QUOTED TEXT =>
# 500+ lb. BEAST killed near Crossland,GA (trail cam pics added)



## PantherBreath (Jul 30, 2011)

What a Bruiser!


----------



## 95g atl (Jul 30, 2011)

wow!


----------



## gmchd (Jul 30, 2011)

That's a big hog !


----------



## fishbait (Jul 30, 2011)

Sweet!!!
Also like that winchester sx ar you have there. What kind of scope ?


----------



## Les Miles (Jul 30, 2011)

That sure is a lot of bacon


----------



## kedo (Jul 30, 2011)

What I would give to have one like that in the cross-hairs of a scope!!!
NICE OINKER!!!


----------



## andylao (Jul 30, 2011)

that's a big one


----------



## PantherBreath (Jul 31, 2011)

fishbait said:


> Sweet!!!
> Also like that winchester sx ar you have there. What kind of scope ?



This scope is a ATN Mars 6.

6 power and Gen 3 technology


----------



## Catdaddy SC (Jul 31, 2011)

That's a big hog. I would bet he's an escapee from somewhere close by.


----------



## NEGA Hog Hunter (Jul 31, 2011)

do yall operate a nite vison guide service


----------



## CowtownHunter (Jul 31, 2011)

What a hog!!  How many shots to put him down?


----------



## weekender (Jul 31, 2011)

dang BIGGUN! CONGRATS!!!!!!!!! I want to see if my arrow will penetrate one like that...


----------



## PantherBreath (Jul 31, 2011)

NEGA Hog Hunter said:


> do yall operate a nite vison guide service



PM sent


----------



## PantherBreath (Jul 31, 2011)

CowtownHunter said:


> What a hog!!  How many shots to put him down?



We both shot him at the same time and he went down, at that point he stood back up and we both shot him again and he starts  out of the field and to the woods so i shot him three more times. It took a total of seven shots with a 308 to finally bring him down!


----------



## captainhook (Jul 31, 2011)

I hope there isn't one that big on our place! He could flip my  Bad Boy Buggie over!


----------



## PantherBreath (Jul 31, 2011)

Catdaddy SC said:


> That's a big hog. I would bet he's an escapee from somewhere close by.



He had torn up ears from being caught in the past and he was a Barr. 
Here is trail camera pictures from a couple of nights before we shot him.

[Element region listings]
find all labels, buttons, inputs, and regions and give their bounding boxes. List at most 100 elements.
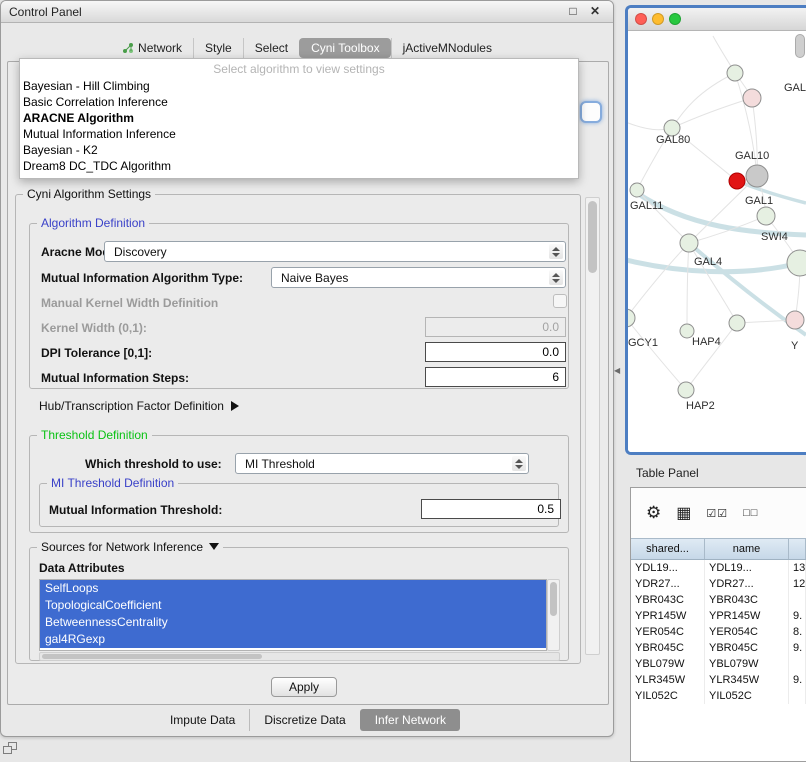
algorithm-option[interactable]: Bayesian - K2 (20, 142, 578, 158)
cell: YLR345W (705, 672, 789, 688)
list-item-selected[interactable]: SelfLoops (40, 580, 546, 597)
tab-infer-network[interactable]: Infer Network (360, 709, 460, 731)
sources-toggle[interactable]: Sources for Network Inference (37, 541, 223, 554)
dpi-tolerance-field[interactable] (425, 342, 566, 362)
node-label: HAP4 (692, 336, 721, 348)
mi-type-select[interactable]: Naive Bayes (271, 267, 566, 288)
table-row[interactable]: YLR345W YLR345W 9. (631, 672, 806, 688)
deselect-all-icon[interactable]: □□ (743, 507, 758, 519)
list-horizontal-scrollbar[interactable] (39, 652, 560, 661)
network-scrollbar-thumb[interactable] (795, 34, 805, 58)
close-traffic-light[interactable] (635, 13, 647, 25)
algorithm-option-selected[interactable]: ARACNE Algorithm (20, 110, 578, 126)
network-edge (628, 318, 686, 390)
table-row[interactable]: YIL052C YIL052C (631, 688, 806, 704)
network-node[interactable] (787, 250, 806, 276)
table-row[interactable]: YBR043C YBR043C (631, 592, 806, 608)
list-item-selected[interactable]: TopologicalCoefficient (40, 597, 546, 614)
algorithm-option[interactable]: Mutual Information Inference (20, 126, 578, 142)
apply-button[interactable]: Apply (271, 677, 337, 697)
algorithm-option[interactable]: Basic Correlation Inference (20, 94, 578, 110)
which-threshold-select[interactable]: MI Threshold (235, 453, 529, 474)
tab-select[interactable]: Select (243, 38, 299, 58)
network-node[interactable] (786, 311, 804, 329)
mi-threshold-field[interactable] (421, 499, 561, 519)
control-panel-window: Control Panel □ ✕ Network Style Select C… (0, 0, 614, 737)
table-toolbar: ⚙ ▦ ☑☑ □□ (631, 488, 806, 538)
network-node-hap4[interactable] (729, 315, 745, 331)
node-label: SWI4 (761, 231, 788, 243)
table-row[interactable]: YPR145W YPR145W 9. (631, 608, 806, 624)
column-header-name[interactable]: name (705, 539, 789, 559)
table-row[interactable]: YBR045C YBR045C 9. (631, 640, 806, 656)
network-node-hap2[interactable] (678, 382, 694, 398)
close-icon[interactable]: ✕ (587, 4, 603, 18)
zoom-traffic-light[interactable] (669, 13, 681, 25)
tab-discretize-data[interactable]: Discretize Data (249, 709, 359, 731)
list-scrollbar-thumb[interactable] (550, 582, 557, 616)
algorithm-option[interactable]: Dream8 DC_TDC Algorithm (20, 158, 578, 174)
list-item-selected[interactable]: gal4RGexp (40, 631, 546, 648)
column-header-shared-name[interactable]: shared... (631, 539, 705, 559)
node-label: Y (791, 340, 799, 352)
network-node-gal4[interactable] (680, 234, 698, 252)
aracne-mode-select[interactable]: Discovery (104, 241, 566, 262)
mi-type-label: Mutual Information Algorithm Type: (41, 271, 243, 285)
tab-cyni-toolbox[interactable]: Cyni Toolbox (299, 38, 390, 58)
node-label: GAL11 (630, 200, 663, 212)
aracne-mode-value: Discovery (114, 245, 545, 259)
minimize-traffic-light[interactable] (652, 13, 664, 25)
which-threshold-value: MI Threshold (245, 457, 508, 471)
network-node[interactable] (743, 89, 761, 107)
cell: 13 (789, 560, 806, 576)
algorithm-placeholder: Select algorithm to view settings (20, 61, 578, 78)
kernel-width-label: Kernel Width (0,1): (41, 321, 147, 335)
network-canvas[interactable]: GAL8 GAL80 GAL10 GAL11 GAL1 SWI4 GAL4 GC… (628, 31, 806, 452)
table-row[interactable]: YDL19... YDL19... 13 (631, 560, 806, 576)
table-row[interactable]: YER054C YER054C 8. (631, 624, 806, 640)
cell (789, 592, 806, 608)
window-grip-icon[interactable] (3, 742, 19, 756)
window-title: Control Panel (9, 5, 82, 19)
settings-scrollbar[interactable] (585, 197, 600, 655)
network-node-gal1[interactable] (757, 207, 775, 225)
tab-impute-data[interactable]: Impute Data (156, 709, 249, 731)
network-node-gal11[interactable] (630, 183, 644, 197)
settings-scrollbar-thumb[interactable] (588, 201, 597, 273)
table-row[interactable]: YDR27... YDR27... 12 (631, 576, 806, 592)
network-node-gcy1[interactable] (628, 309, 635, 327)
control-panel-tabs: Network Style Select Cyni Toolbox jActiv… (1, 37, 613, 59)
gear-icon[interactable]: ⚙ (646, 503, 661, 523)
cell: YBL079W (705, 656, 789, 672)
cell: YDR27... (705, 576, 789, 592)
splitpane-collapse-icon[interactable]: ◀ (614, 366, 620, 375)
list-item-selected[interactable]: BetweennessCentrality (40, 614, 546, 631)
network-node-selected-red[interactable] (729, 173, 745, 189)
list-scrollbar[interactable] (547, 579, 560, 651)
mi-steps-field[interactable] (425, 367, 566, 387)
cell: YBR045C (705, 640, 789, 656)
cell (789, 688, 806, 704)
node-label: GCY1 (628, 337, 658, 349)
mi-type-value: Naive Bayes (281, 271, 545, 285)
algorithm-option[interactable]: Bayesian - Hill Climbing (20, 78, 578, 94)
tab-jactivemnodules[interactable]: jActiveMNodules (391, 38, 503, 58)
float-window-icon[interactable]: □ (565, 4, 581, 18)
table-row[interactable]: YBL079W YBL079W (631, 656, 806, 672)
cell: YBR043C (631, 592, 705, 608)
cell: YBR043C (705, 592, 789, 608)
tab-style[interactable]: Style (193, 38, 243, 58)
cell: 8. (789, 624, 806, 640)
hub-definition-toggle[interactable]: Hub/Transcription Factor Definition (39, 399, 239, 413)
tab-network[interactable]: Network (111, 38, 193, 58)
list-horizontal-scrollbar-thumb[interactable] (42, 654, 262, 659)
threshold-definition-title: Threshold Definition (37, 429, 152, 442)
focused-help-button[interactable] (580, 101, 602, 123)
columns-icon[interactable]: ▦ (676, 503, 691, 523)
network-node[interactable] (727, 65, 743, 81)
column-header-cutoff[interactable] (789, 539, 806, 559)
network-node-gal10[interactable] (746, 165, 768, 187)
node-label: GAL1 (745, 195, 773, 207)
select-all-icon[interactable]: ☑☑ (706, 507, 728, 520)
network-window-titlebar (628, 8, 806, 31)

STATED EXERCISE =>
Continue the forum thread about the hog killed near Crossland, picking up after its last sentence.

RESPONSE TO THIS EXERCISE =>
This pig was in a field that belongs to a farmer friend that we go to church with. He was happy for us to get rid of him! We also killed another hog in this same field that was over 350.


----------



## PantherBreath (Jul 31, 2011)

weekender said:


> dang biggun! Congrats!!!!!!!!! I want to see if my arrow will penetrate one like that...



pm sent


----------



## mformica (Aug 2, 2011)

Big pig.



> He had torn up ears from being caught in the past


Torn up ears?  Do you mean notched?


----------



## bfriendly (Aug 2, 2011)

What a Monster!!





> What I would give to have one like that in the cross-hairs of a scope!!!




X2!

No doubt about that brother!!


----------



## PantherBreath (Aug 2, 2011)

mformica said:


> Big pig.
> 
> 
> Torn up ears?  Do you mean notched?



His ears were half gone with lots of scars


----------



## Michael F. Gray (Aug 2, 2011)

I'd hate to meet him in the woods with nothing but a .38 snubbie


----------



## Jim Thompson (Aug 2, 2011)

nasty beast!


----------



## sgtstinky (Aug 4, 2011)

wow, thats a big boy


----------



## Redbug (Aug 4, 2011)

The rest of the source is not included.